### Aim
All lines from the line containing "What does this" up to and including the last line of the listing below should be echoed exactly; no other lines belong in the response.

### Input rows

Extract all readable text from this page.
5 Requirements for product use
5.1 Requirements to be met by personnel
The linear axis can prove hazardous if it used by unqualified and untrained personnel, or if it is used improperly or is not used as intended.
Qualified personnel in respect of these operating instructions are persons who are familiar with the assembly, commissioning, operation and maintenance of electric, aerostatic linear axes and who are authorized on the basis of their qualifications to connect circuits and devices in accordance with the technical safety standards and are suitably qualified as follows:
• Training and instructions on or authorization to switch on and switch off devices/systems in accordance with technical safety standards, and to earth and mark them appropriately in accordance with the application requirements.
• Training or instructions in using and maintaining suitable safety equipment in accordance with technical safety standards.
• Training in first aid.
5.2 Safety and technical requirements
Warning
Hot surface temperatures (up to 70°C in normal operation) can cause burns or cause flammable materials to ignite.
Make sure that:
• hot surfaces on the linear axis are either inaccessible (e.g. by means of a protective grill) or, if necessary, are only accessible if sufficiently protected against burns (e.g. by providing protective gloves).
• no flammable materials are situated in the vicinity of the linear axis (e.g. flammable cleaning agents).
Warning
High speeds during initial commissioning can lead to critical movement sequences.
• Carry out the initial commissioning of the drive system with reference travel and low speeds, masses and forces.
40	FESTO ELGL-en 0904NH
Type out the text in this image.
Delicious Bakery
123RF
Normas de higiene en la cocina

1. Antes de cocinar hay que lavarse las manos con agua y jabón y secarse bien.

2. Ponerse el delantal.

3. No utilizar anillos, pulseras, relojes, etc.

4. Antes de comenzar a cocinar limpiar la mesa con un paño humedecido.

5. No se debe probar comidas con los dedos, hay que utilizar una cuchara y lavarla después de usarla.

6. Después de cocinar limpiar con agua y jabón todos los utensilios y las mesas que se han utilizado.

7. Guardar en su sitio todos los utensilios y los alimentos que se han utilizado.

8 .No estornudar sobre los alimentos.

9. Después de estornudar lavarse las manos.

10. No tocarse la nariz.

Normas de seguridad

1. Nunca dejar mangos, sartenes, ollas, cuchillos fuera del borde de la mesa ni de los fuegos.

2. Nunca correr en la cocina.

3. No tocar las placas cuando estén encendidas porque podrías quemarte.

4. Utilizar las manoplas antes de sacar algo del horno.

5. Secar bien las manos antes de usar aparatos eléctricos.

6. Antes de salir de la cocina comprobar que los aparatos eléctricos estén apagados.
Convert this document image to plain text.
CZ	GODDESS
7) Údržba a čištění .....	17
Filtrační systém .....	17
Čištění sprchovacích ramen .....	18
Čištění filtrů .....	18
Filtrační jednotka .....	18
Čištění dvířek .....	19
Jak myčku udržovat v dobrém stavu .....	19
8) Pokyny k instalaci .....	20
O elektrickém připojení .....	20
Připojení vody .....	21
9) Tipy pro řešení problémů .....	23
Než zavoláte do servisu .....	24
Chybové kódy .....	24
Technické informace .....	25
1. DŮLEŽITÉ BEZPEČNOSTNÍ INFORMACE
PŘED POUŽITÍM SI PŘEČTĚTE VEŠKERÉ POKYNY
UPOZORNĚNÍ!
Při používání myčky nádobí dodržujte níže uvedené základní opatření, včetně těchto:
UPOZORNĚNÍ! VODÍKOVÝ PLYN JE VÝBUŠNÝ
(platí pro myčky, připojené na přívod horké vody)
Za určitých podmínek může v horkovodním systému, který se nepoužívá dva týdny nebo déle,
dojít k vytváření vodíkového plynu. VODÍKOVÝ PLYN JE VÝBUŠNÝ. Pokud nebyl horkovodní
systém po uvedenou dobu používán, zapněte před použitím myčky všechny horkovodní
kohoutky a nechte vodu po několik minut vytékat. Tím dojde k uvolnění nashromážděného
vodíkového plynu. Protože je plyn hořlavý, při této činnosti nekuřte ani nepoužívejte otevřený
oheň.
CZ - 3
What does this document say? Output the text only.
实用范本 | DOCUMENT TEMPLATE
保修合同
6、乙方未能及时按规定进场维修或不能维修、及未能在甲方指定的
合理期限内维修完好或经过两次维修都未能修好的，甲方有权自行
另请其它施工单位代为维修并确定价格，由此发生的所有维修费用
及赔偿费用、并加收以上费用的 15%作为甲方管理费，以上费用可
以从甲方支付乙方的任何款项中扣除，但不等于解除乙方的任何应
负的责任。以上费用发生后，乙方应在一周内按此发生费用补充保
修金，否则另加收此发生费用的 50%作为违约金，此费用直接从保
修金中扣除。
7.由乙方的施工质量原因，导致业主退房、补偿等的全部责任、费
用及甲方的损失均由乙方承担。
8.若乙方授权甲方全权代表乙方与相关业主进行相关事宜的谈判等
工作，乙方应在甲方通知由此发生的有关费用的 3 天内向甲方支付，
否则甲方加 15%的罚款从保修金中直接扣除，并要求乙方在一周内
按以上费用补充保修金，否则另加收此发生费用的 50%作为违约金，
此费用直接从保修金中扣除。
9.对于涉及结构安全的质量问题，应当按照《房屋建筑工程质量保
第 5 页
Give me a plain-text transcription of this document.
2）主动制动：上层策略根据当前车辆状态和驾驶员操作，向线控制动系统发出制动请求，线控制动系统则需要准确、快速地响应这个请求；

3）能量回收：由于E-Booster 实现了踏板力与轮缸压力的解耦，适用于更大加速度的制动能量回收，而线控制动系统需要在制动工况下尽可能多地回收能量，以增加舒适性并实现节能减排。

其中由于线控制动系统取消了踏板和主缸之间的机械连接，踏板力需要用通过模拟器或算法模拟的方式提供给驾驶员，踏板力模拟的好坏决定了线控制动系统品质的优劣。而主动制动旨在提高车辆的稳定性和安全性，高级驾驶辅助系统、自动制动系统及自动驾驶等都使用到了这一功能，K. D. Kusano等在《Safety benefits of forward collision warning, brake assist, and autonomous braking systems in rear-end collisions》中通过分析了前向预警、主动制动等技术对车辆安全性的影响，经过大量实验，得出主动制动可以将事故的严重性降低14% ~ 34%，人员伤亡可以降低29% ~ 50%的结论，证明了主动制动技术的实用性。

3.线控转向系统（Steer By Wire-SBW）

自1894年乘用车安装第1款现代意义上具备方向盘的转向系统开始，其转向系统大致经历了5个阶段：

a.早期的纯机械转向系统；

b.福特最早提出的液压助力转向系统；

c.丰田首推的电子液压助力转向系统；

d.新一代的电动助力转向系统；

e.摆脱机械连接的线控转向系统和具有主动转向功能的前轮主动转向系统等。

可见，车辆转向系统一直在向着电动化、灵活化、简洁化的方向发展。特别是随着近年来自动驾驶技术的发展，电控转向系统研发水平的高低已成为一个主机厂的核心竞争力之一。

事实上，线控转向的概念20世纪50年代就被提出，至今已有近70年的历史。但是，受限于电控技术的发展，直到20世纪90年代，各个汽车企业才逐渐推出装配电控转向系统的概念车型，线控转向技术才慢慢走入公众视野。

### Final result
What does this document say? Output the text only.
实用范本 | DOCUMENT TEMPLATE
保修合同
6、乙方未能及时按规定进场维修或不能维修、及未能在甲方指定的
合理期限内维修完好或经过两次维修都未能修好的，甲方有权自行
另请其它施工单位代为维修并确定价格，由此发生的所有维修费用
及赔偿费用、并加收以上费用的 15%作为甲方管理费，以上费用可
以从甲方支付乙方的任何款项中扣除，但不等于解除乙方的任何应
负的责任。以上费用发生后，乙方应在一周内按此发生费用补充保
修金，否则另加收此发生费用的 50%作为违约金，此费用直接从保
修金中扣除。
7.由乙方的施工质量原因，导致业主退房、补偿等的全部责任、费
用及甲方的损失均由乙方承担。
8.若乙方授权甲方全权代表乙方与相关业主进行相关事宜的谈判等
工作，乙方应在甲方通知由此发生的有关费用的 3 天内向甲方支付，
否则甲方加 15%的罚款从保修金中直接扣除，并要求乙方在一周内
按以上费用补充保修金，否则另加收此发生费用的 50%作为违约金，
此费用直接从保修金中扣除。
9.对于涉及结构安全的质量问题，应当按照《房屋建筑工程质量保
第 5 页
Give me a plain-text transcription of this document.
2）主动制动：上层策略根据当前车辆状态和驾驶员操作，向线控制动系统发出制动请求，线控制动系统则需要准确、快速地响应这个请求；

3）能量回收：由于E-Booster 实现了踏板力与轮缸压力的解耦，适用于更大加速度的制动能量回收，而线控制动系统需要在制动工况下尽可能多地回收能量，以增加舒适性并实现节能减排。

其中由于线控制动系统取消了踏板和主缸之间的机械连接，踏板力需要用通过模拟器或算法模拟的方式提供给驾驶员，踏板力模拟的好坏决定了线控制动系统品质的优劣。而主动制动旨在提高车辆的稳定性和安全性，高级驾驶辅助系统、自动制动系统及自动驾驶等都使用到了这一功能，K. D. Kusano等在《Safety benefits of forward collision warning, brake assist, and autonomous braking systems in rear-end collisions》中通过分析了前向预警、主动制动等技术对车辆安全性的影响，经过大量实验，得出主动制动可以将事故的严重性降低14% ~ 34%，人员伤亡可以降低29% ~ 50%的结论，证明了主动制动技术的实用性。

3.线控转向系统（Steer By Wire-SBW）

自1894年乘用车安装第1款现代意义上具备方向盘的转向系统开始，其转向系统大致经历了5个阶段：

a.早期的纯机械转向系统；

b.福特最早提出的液压助力转向系统；

c.丰田首推的电子液压助力转向系统；

d.新一代的电动助力转向系统；

e.摆脱机械连接的线控转向系统和具有主动转向功能的前轮主动转向系统等。

可见，车辆转向系统一直在向着电动化、灵活化、简洁化的方向发展。特别是随着近年来自动驾驶技术的发展，电控转向系统研发水平的高低已成为一个主机厂的核心竞争力之一。

事实上，线控转向的概念20世纪50年代就被提出，至今已有近70年的历史。但是，受限于电控技术的发展，直到20世纪90年代，各个汽车企业才逐渐推出装配电控转向系统的概念车型，线控转向技术才慢慢走入公众视野。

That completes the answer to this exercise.